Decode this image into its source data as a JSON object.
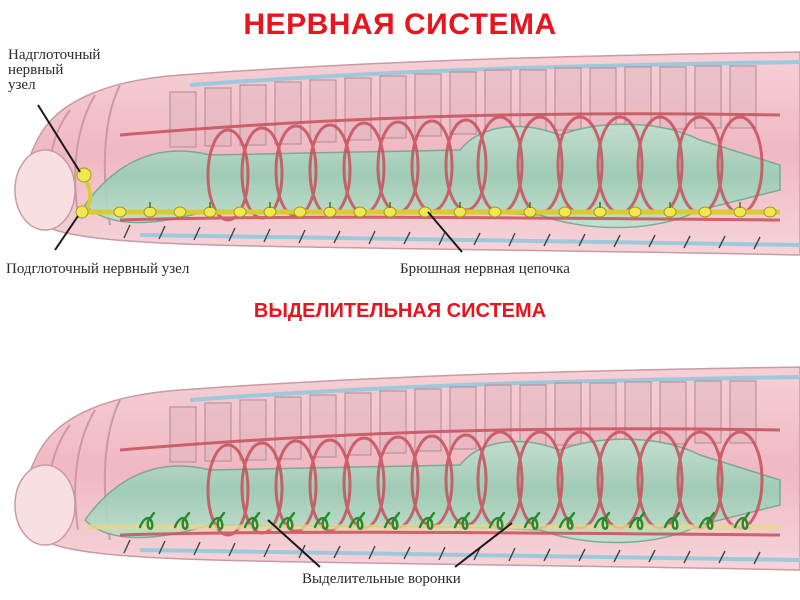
{
  "nervous": {
    "title": "НЕРВНАЯ СИСТЕМА",
    "labels": {
      "supraesophageal": "Надглоточный\nнервный\nузел",
      "subesophageal": "Подглоточный нервный узел",
      "ventral_cord": "Брюшная нервная цепочка"
    }
  },
  "excretory": {
    "title": "ВЫДЕЛИТЕЛЬНАЯ СИСТЕМА",
    "labels": {
      "funnels": "Выделительные воронки"
    }
  },
  "colors": {
    "title": "#e8141e",
    "body": "#f2c4cc",
    "gut": "#a8d8c0",
    "vessels": "#c8505a",
    "nerve": "#e8e040",
    "nephridia": "#2a8a2a"
  }
}
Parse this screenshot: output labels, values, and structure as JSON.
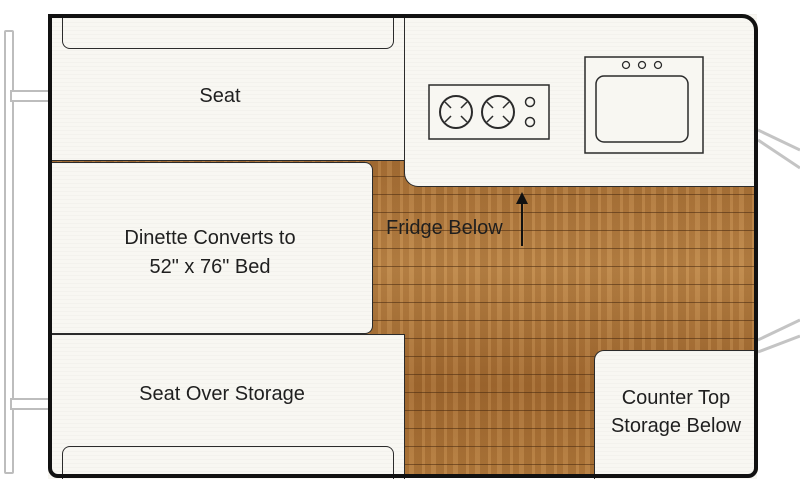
{
  "labels": {
    "seat_top": "Seat",
    "dinette_line1": "Dinette Converts to",
    "dinette_line2": "52\" x 76\" Bed",
    "fridge": "Fridge Below",
    "seat_storage": "Seat Over Storage",
    "counter_line1": "Counter Top",
    "counter_line2": "Storage Below"
  },
  "colors": {
    "wood_floor": "#b17a3e",
    "cabinet_cream": "#f8f7f2",
    "outline": "#111111"
  },
  "icons": [
    "stovetop-icon",
    "sink-icon",
    "arrow-up-icon"
  ]
}
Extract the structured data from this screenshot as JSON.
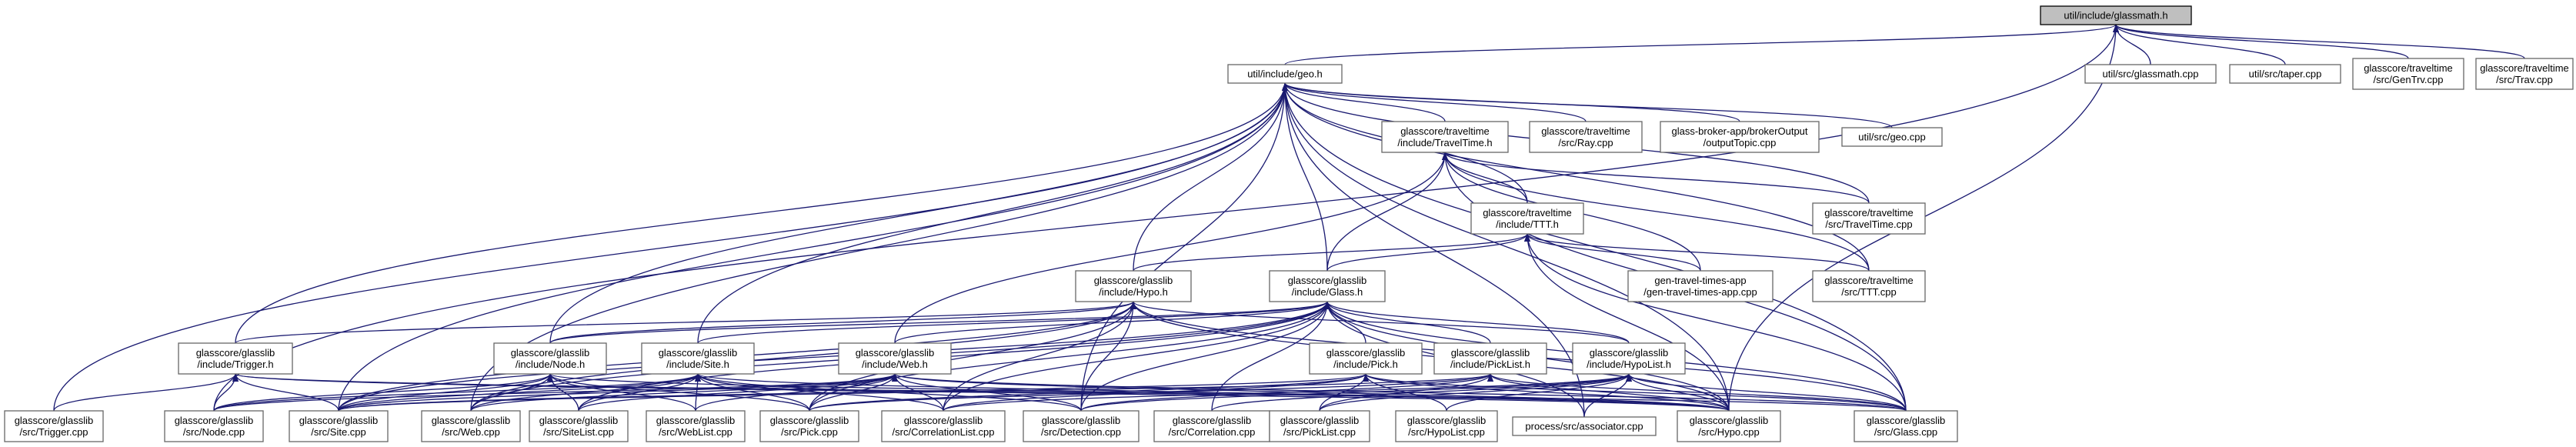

=====

Each record above should be copied character for character, with pictures dropped.

Decode this image into its source data as a JSON object.
{
  "nervous": {
    "title": "НЕРВНАЯ СИСТЕМА",
    "labels": {
      "supraesophageal": "Надглоточный\nнервный\nузел",
      "subesophageal": "Подглоточный нервный узел",
      "ventral_cord": "Брюшная нервная цепочка"
    }
  },
  "excretory": {
    "title": "ВЫДЕЛИТЕЛЬНАЯ СИСТЕМА",
    "labels": {
      "funnels": "Выделительные воронки"
    }
  },
  "colors": {
    "title": "#e8141e",
    "body": "#f2c4cc",
    "gut": "#a8d8c0",
    "vessels": "#c8505a",
    "nerve": "#e8e040",
    "nephridia": "#2a8a2a"
  }
}
Parse this screenshot: output labels, values, and structure as JSON.
{
  "labels": {
    "seat_top": "Seat",
    "dinette_line1": "Dinette Converts to",
    "dinette_line2": "52\" x 76\" Bed",
    "fridge": "Fridge Below",
    "seat_storage": "Seat Over Storage",
    "counter_line1": "Counter Top",
    "counter_line2": "Storage Below"
  },
  "colors": {
    "wood_floor": "#b17a3e",
    "cabinet_cream": "#f8f7f2",
    "outline": "#111111"
  },
  "icons": [
    "stovetop-icon",
    "sink-icon",
    "arrow-up-icon"
  ]
}
Extract the structured data from this screenshot as JSON.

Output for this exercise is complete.